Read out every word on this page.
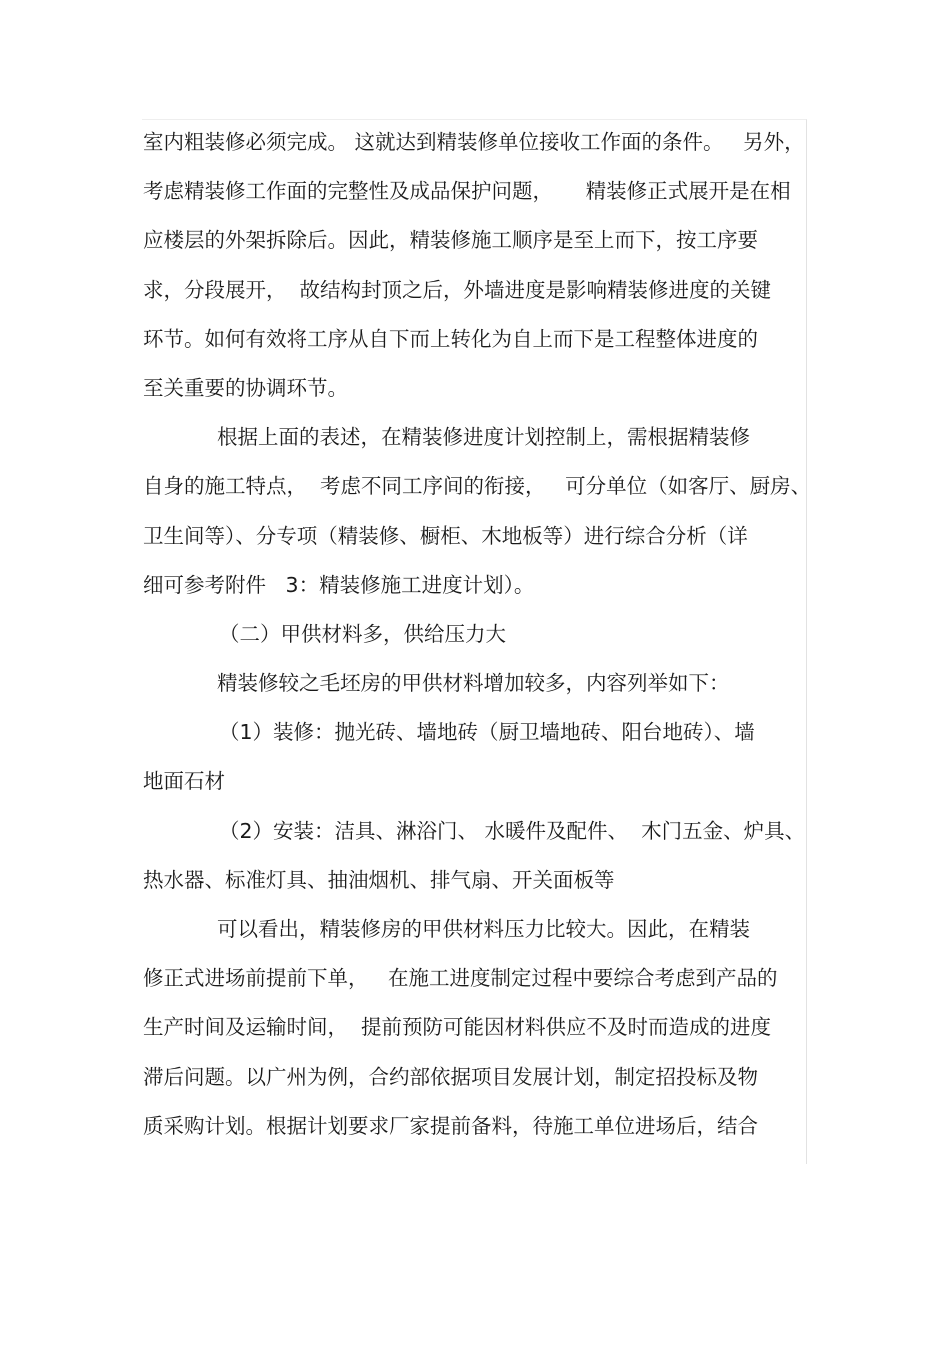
室内粗装修必须完成。 这就达到精装修单位接收工作面的条件。   另外，
考虑精装修工作面的完整性及成品保护问题，     精装修正式展开是在相
应楼层的外架拆除后。因此，精装修施工顺序是至上而下，按工序要
求，分段展开，  故结构封顶之后，外墙进度是影响精装修进度的关键
环节。如何有效将工序从自下而上转化为自上而下是工程整体进度的
至关重要的协调环节。
根据上面的表述，在精装修进度计划控制上，需根据精装修
自身的施工特点，  考虑不同工序间的衔接，   可分单位（如客厅、厨房、
卫生间等）、分专项（精装修、橱柜、木地板等）进行综合分析（详
细可参考附件   3：精装修施工进度计划）。
（二）甲供材料多，供给压力大
精装修较之毛坯房的甲供材料增加较多，内容列举如下：
（1）装修：抛光砖、墙地砖（厨卫墙地砖、阳台地砖）、墙
地面石材
（2）安装：洁具、淋浴门、 水暖件及配件、  木门五金、炉具、
热水器、标准灯具、抽油烟机、排气扇、开关面板等
可以看出，精装修房的甲供材料压力比较大。因此，在精装
修正式进场前提前下单，   在施工进度制定过程中要综合考虑到产品的
生产时间及运输时间，  提前预防可能因材料供应不及时而造成的进度
滞后问题。以广州为例，合约部依据项目发展计划，制定招投标及物
质采购计划。根据计划要求厂家提前备料，待施工单位进场后，结合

### CHALLENGE
Excluding the pictures, restate the records above word for word.

### EXERCISE SOLUTION
Read out every word on this page.
室内粗装修必须完成。 这就达到精装修单位接收工作面的条件。   另外，
考虑精装修工作面的完整性及成品保护问题，     精装修正式展开是在相
应楼层的外架拆除后。因此，精装修施工顺序是至上而下，按工序要
求，分段展开，  故结构封顶之后，外墙进度是影响精装修进度的关键
环节。如何有效将工序从自下而上转化为自上而下是工程整体进度的
至关重要的协调环节。
根据上面的表述，在精装修进度计划控制上，需根据精装修
自身的施工特点，  考虑不同工序间的衔接，   可分单位（如客厅、厨房、
卫生间等）、分专项（精装修、橱柜、木地板等）进行综合分析（详
细可参考附件   3：精装修施工进度计划）。
（二）甲供材料多，供给压力大
精装修较之毛坯房的甲供材料增加较多，内容列举如下：
（1）装修：抛光砖、墙地砖（厨卫墙地砖、阳台地砖）、墙
地面石材
（2）安装：洁具、淋浴门、 水暖件及配件、  木门五金、炉具、
热水器、标准灯具、抽油烟机、排气扇、开关面板等
可以看出，精装修房的甲供材料压力比较大。因此，在精装
修正式进场前提前下单，   在施工进度制定过程中要综合考虑到产品的
生产时间及运输时间，  提前预防可能因材料供应不及时而造成的进度
滞后问题。以广州为例，合约部依据项目发展计划，制定招投标及物
质采购计划。根据计划要求厂家提前备料，待施工单位进场后，结合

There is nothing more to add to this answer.